◆ **Yazılı alıştırma 1**: Nefis hakkındaki yazıya göre insanın ikinci ve en tehlikeli düşmanı nedir?
◆ **Yazılı alıştırma 2**: Nefis hakkındaki yazıyı kaldığı yerden sürdürün.

━━━━━ Sayfa ━━━━━

Küçük Cihaddan, Büyük Cihada!
Bu dünyanın “ebedi hayatımızı kazanmak için bir çalışma sahası” olduğunu ve son nefesimize kadar da ikilikten birliğe, nefisle şeytanla mücadele etmemiz gerektiğini unutmamalıyız! Bu sebepten mütevelli nefsimizi ve onun bize kurduğu tuzakları -tıpkı şeytanın fısıltılarını bildiğimiz gibi- iyi tanımalıyız! Neticede “Nefsini bilen Rabb’ini bilir.”
Şeytanın iman edenlere, Allâh’a (cc) tevekkül edenlere yaptırım gücü yoktur. Ancak insanoğluna geçici olarak verilmiş olan beden, geçici de olsa “saltanat” gerektirir. Saltanat ise “Sultan” demektir! Şehri vücudunda sultan olmak varken ne diye insan, şeytanın fısıltılarına kulak verip yularları nefsinin eline bırakır?
Oysa şeytan kimseye zorla bir şey yaptırmıyor. Teklif ediyor, aklına binbir fikir getirip nefsini kabartıyor.
İkinci düşman ve en tehlikeli düşman ise son nefesimize kadar yanımızdan ayrılmayan nefsimizdir!
Aynen Allâh Resulünün büyük bir cihaddan dönerken söylediği: “Şimdi küçük cihaddan büyük cihada dönüyoruz.” yani nefsle olan cihadın kılıçla olan cihaddan daha büyük olduğunu tanımlaması gibi.
İnsanın nefsi; aslında insanın içindeki bir varlığı, benliği, egosudur. Ancak yaradılış gerçeğimiz olan bu benlik dürtüsü, âdeta içimizde olan bir virüs gibi beynimizi düşüncelerimizi ele geçiren modern çağ tabiri ile insana siber saldırı uygulayan içimizdeki azılı düşmana -hem de çok kısa sürede- dönüşür. Sürekli insana Allâh’ın(cc) razı olmayacağı şeyleri yapmasını teklif eder. Öyle baskın bir varlıktır ki nefs, insanoğlunu kendi tesiri altına alır. Bu arzulara karşı çıkmak, nefsin isteklerini dinlememek zor bir iştir! Ne mutlu nefsinin -felakete sürükleyecek- arzu ve isteklerine dur diyebilen insana!
Nefs ne kanun tanır ne Kur’an. Olmadık şeyler ister. Nefs kötülükleri çok emreder.
Peki, bu emirler nedir?
Şehvet-i batın: Yemek, içmek arzusu. Şehvet-i ferç: Cinsel arzu. Şehvet-i mal veya hubb-ı mal/mülk: Mal mülk sevgisi. Hubb-ı câh: Mevki makam sevgisi. Sonra riyâset sevgisi.
İşte bu arzu ve sevgiler insanda çok şiddetli bir şekilde var olan duygular. Bu arzuların yerine gelmesi için nefs, insana ağır bir baskı uygular.

━━━━━ Veriler ━━━━━

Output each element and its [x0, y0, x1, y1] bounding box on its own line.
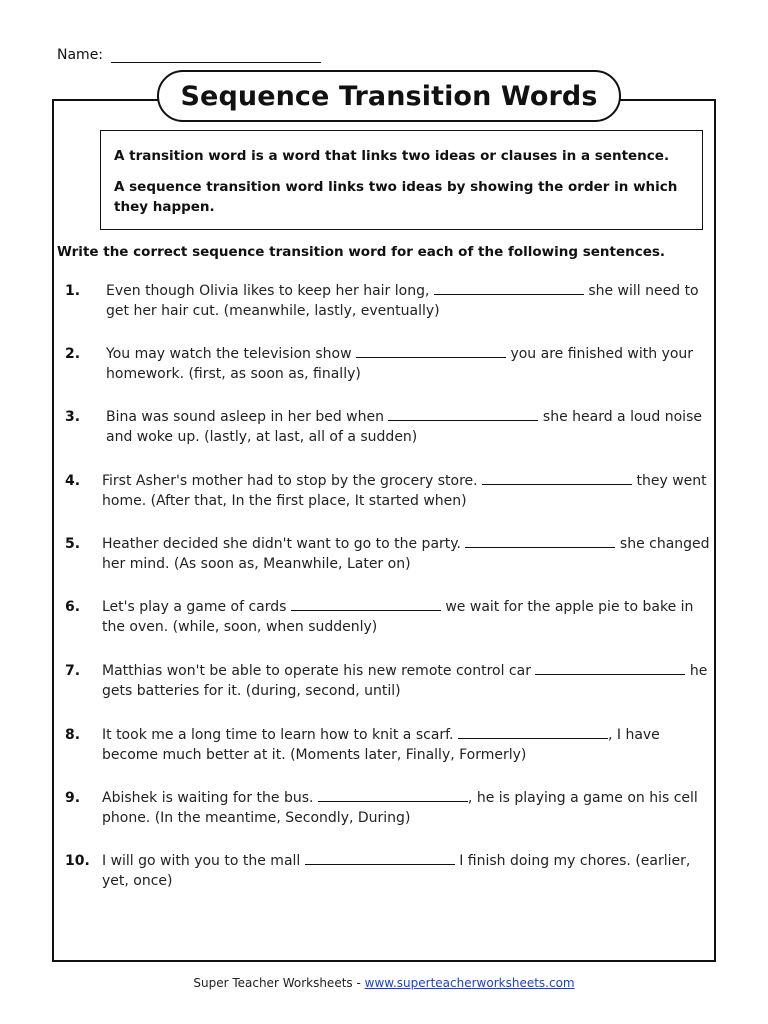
- question-text-after: , he is playing a game on his cell phone. (In the meantime, Secondly, During): [102, 790, 698, 826]
- question-7: [65, 662, 715, 701]
- answer-blank[interactable]: [318, 789, 468, 802]
- question-number: 10.: [65, 853, 90, 869]
- question-number: 7.: [65, 663, 81, 679]
- question-number: 8.: [65, 727, 81, 743]
- definition-box: [100, 130, 703, 230]
- definition-2: A sequence transition word links two ideas by showing the order in which they happen.: [114, 179, 678, 215]
- question-5: [65, 535, 715, 574]
- answer-blank[interactable]: [291, 598, 441, 611]
- question-text-before: Bina was sound asleep in her bed when: [106, 409, 384, 425]
- footer: [0, 976, 768, 990]
- page-title: Sequence Transition Words: [180, 80, 598, 112]
- answer-blank[interactable]: [458, 726, 608, 739]
- question-number: 4.: [65, 473, 81, 489]
- question-text-before: Heather decided she didn't want to go to the party.: [102, 536, 462, 552]
- question-text-after: she will need to get her hair cut. (meanwhile, lastly, eventually): [106, 283, 699, 319]
- question-number: 1.: [65, 283, 81, 299]
- question-text-after: , I have become much better at it. (Moments later, Finally, Formerly): [102, 727, 660, 763]
- name-label: Name:: [57, 47, 104, 63]
- question-number: 6.: [65, 599, 81, 615]
- footer-text: Super Teacher Worksheets -: [193, 976, 361, 990]
- answer-blank[interactable]: [535, 662, 685, 675]
- question-6: [65, 598, 715, 637]
- answer-blank[interactable]: [465, 535, 615, 548]
- answer-blank[interactable]: [482, 472, 632, 485]
- answer-blank[interactable]: [388, 408, 538, 421]
- answer-blank[interactable]: [356, 345, 506, 358]
- question-text-before: It took me a long time to learn how to knit a scarf.: [102, 727, 454, 743]
- question-text-before: Even though Olivia likes to keep her hair long,: [106, 283, 430, 299]
- question-text-before: You may watch the television show: [106, 346, 352, 362]
- question-text-after: she changed her mind. (As soon as, Meanwhile, Later on): [102, 536, 710, 572]
- question-text-before: Let's play a game of cards: [102, 599, 287, 615]
- question-10: [65, 852, 715, 891]
- question-text-after: he gets batteries for it. (during, second, until): [102, 663, 708, 699]
- question-text-after: we wait for the apple pie to bake in the oven. (while, soon, when suddenly): [102, 599, 694, 635]
- instructions: Write the correct sequence transition word for each of the following sentences.: [57, 244, 666, 260]
- answer-blank[interactable]: [434, 282, 584, 295]
- question-text-before: Matthias won't be able to operate his new remote control car: [102, 663, 531, 679]
- question-number: 2.: [65, 346, 81, 362]
- question-text-after: they went home. (After that, In the first place, It started when): [102, 473, 707, 509]
- question-number: 9.: [65, 790, 81, 806]
- question-text-after: she heard a loud noise and woke up. (lastly, at last, all of a sudden): [106, 409, 702, 445]
- definition-1: A transition word is a word that links two ideas or clauses in a sentence.: [114, 148, 670, 164]
- name-blank-line[interactable]: [111, 48, 321, 63]
- question-8: [65, 726, 715, 765]
- question-text-after: you are finished with your homework. (first, as soon as, finally): [106, 346, 694, 382]
- question-3: [65, 408, 715, 447]
- title-banner: [157, 70, 621, 122]
- question-9: [65, 789, 715, 828]
- answer-blank[interactable]: [305, 852, 455, 865]
- question-text-before: Abishek is waiting for the bus.: [102, 790, 314, 806]
- question-text-before: I will go with you to the mall: [102, 853, 301, 869]
- question-number: 3.: [65, 409, 81, 425]
- name-row: [57, 47, 321, 63]
- question-1: [65, 282, 715, 321]
- footer-link[interactable]: www.superteacherworksheets.com: [364, 976, 575, 990]
- question-text-after: I finish doing my chores. (earlier, yet, once): [102, 853, 691, 889]
- question-4: [65, 472, 715, 511]
- question-number: 5.: [65, 536, 81, 552]
- question-2: [65, 345, 715, 384]
- question-text-before: First Asher's mother had to stop by the grocery store.: [102, 473, 478, 489]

━━━━━

◆ **Görev sonucu 1**: Son nefesimize kadar yanımızdan ayrılmayan nefsimizdir.

◆ **Görev sonucu 2**:
İnsan nefsine uyduğu zaman Allâh’tan(cc) uzaklaşmaya ve dünyalık peşinde koşmaya başlar. Nefsi eğitmek, dize getirmek lazım! Söz dinleten değil, söz dinleyen bir varlık hâline getirmek gerek! Gönül tahtından onu indirip gerçek sultanın o tahta oturması için gayret göstermemiz gerek! Nefsi dizginlemek kolay olmasa da zoru başarmak insanın iman gücünde ve azminde gizlidir.
Ancak nefsini terbiye eden kurtuluşa erecektir!
Zamanın birinde bir ülkede büyük bir kıtlık olmuş. Hızır(as) oraya gelirse bu kıtlığın biteceğine inanan Sultan: “Kim ki Hızır’ı(as) bulursa her isteğini yerine getireceğim.” der! Fakir bir köylü bunu duyunca padişahtan kırk gün süre ister ve bu süre boyunca ailesinin saraydakiler gibi yedirilmesi, içirilmesi giydirilmesini vs. ister. 40 gün sonunda Hızır’ı(as) bulacağını ve saraya getireceğini söyler. Kırk gün dolar, fakir adam saraya gider. Ancak kimsecikler yoktur yanında. Padişaha ben fakir bir insanım, tellalı duyunca böyle bir söz verip en azından ailemi kırk gün güzel yaşatmak istedim. Sizi kandırdım ama çok zor durumdaydık o yüzden böyle bir suç işledim. Dilerseniz boynumu vurun, der. Tabii Padişah, haklı olarak hiddetlenir. Ülkede kıtlık var ve 40 gün boyunca oyalanmıştır. Hemen yanındaki vezirlerine sorar: “Bu adama nasıl bir ceza verelim?”
Birinci vezir: “Bunu parça parça keselim!” der.
İkincisi: “Bunu keşkek ezer gibi ezelim!” der.
Son vezir ise: “Sultanım evet, sizi aldattı; suçu büyük ancak siz padişahsınız. Size affetmek yakışır. Gelin bu adamı affedin!” der. Durum böyleyken o sırada Padişah’ın huzurundaki heyetin içinde bir genç, her vezir fikrini söylerken: “MaşaAllah! Aslı aslına, nesli nesline!..” deyip durmuş. Son vezirden sonra da aynı cümleyi kurunca Padişah: “Sen kimsin!” diye atılmış. Genç adam: “Ben aradığınız Hızır’ım!” demiş. Ancak siz işlerinizi üçüncü vezirinizle istişare edin. Onu dinleyin, der.
Kıssadan hisseye gelince:
Padişah, vücut ülkesinin sultanıdır.
1. Vezir, nefsi temsil eder ve nefs parçalar!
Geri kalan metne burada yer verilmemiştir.